↓↓↓

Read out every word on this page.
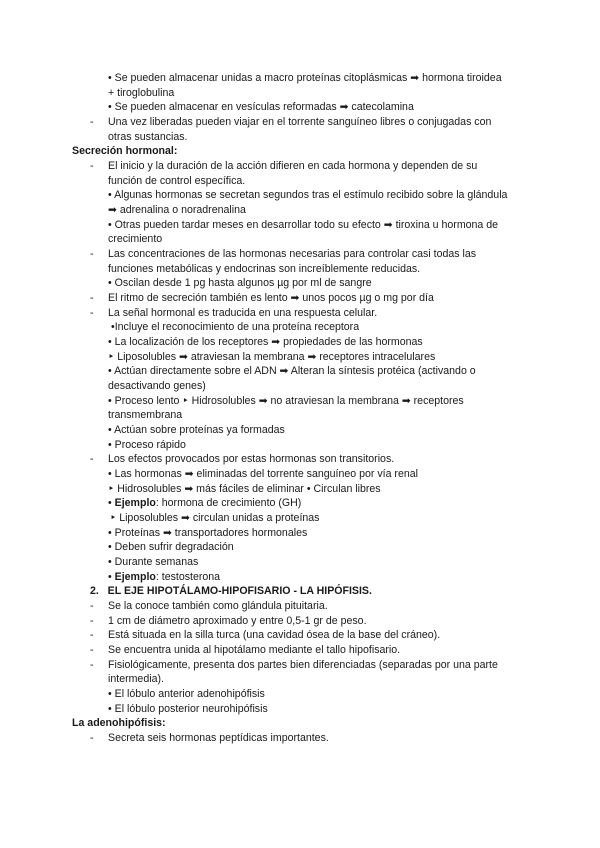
• Se pueden almacenar unidas a macro proteínas citoplásmicas ➡ hormona tiroidea
+ tiroglobulina
• Se pueden almacenar en vesículas reformadas ➡ catecolamina
- Una vez liberadas pueden viajar en el torrente sanguíneo libres o conjugadas con
otras sustancias.
Secreción hormonal:
- El inicio y la duración de la acción difieren en cada hormona y dependen de su
función de control específica.
• Algunas hormonas se secretan segundos tras el estímulo recibido sobre la glándula
➡ adrenalina o noradrenalina
• Otras pueden tardar meses en desarrollar todo su efecto ➡ tiroxina u hormona de
crecimiento
- Las concentraciones de las hormonas necesarias para controlar casi todas las
funciones metabólicas y endocrinas son increíblemente reducidas.
• Oscilan desde 1 pg hasta algunos µg por ml de sangre
- El ritmo de secreción también es lento ➡ unos pocos µg o mg por día
- La señal hormonal es traducida en una respuesta celular.
•Incluye el reconocimiento de una proteína receptora
• La localización de los receptores ➡ propiedades de las hormonas
‣ Liposolubles ➡ atraviesan la membrana ➡ receptores intracelulares
• Actúan directamente sobre el ADN ➡ Alteran la síntesis protéica (activando o
desactivando genes)
• Proceso lento ‣ Hidrosolubles ➡ no atraviesan la membrana ➡ receptores
transmembrana
• Actúan sobre proteínas ya formadas
• Proceso rápido
- Los efectos provocados por estas hormonas son transitorios.
• Las hormonas ➡ eliminadas del torrente sanguíneo por vía renal
‣ Hidrosolubles ➡ más fáciles de eliminar • Circulan libres
• Ejemplo: hormona de crecimiento (GH)
‣ Liposolubles ➡ circulan unidas a proteínas
• Proteínas ➡ transportadores hormonales
• Deben sufrir degradación
• Durante semanas
• Ejemplo: testosterona
2.   EL EJE HIPOTÁLAMO-HIPOFISARIO - LA HIPÓFISIS.
- Se la conoce también como glándula pituitaria.
- 1 cm de diámetro aproximado y entre 0,5-1 gr de peso.
- Está situada en la silla turca (una cavidad ósea de la base del cráneo).
- Se encuentra unida al hipotálamo mediante el tallo hipofisario.
- Fisiológicamente, presenta dos partes bien diferenciadas (separadas por una parte
intermedia).
• El lóbulo anterior adenohipófisis
• El lóbulo posterior neurohipófisis
La adenohipófisis:
- Secreta seis hormonas peptídicas importantes.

↑↑↑

[WHAT TO PRODUCE]
Could you write out all the records exactly, without the pictures?

[EXPECTED OUTPUT]
Read out every word on this page.
• Se pueden almacenar unidas a macro proteínas citoplásmicas ➡ hormona tiroidea
+ tiroglobulina
• Se pueden almacenar en vesículas reformadas ➡ catecolamina
- Una vez liberadas pueden viajar en el torrente sanguíneo libres o conjugadas con
otras sustancias.
Secreción hormonal:
- El inicio y la duración de la acción difieren en cada hormona y dependen de su
función de control específica.
• Algunas hormonas se secretan segundos tras el estímulo recibido sobre la glándula
➡ adrenalina o noradrenalina
• Otras pueden tardar meses en desarrollar todo su efecto ➡ tiroxina u hormona de
crecimiento
- Las concentraciones de las hormonas necesarias para controlar casi todas las
funciones metabólicas y endocrinas son increíblemente reducidas.
• Oscilan desde 1 pg hasta algunos µg por ml de sangre
- El ritmo de secreción también es lento ➡ unos pocos µg o mg por día
- La señal hormonal es traducida en una respuesta celular.
•Incluye el reconocimiento de una proteína receptora
• La localización de los receptores ➡ propiedades de las hormonas
‣ Liposolubles ➡ atraviesan la membrana ➡ receptores intracelulares
• Actúan directamente sobre el ADN ➡ Alteran la síntesis protéica (activando o
desactivando genes)
• Proceso lento ‣ Hidrosolubles ➡ no atraviesan la membrana ➡ receptores
transmembrana
• Actúan sobre proteínas ya formadas
• Proceso rápido
- Los efectos provocados por estas hormonas son transitorios.
• Las hormonas ➡ eliminadas del torrente sanguíneo por vía renal
‣ Hidrosolubles ➡ más fáciles de eliminar • Circulan libres
• Ejemplo: hormona de crecimiento (GH)
‣ Liposolubles ➡ circulan unidas a proteínas
• Proteínas ➡ transportadores hormonales
• Deben sufrir degradación
• Durante semanas
• Ejemplo: testosterona
2.   EL EJE HIPOTÁLAMO-HIPOFISARIO - LA HIPÓFISIS.
- Se la conoce también como glándula pituitaria.
- 1 cm de diámetro aproximado y entre 0,5-1 gr de peso.
- Está situada en la silla turca (una cavidad ósea de la base del cráneo).
- Se encuentra unida al hipotálamo mediante el tallo hipofisario.
- Fisiológicamente, presenta dos partes bien diferenciadas (separadas por una parte
intermedia).
• El lóbulo anterior adenohipófisis
• El lóbulo posterior neurohipófisis
La adenohipófisis:
- Secreta seis hormonas peptídicas importantes.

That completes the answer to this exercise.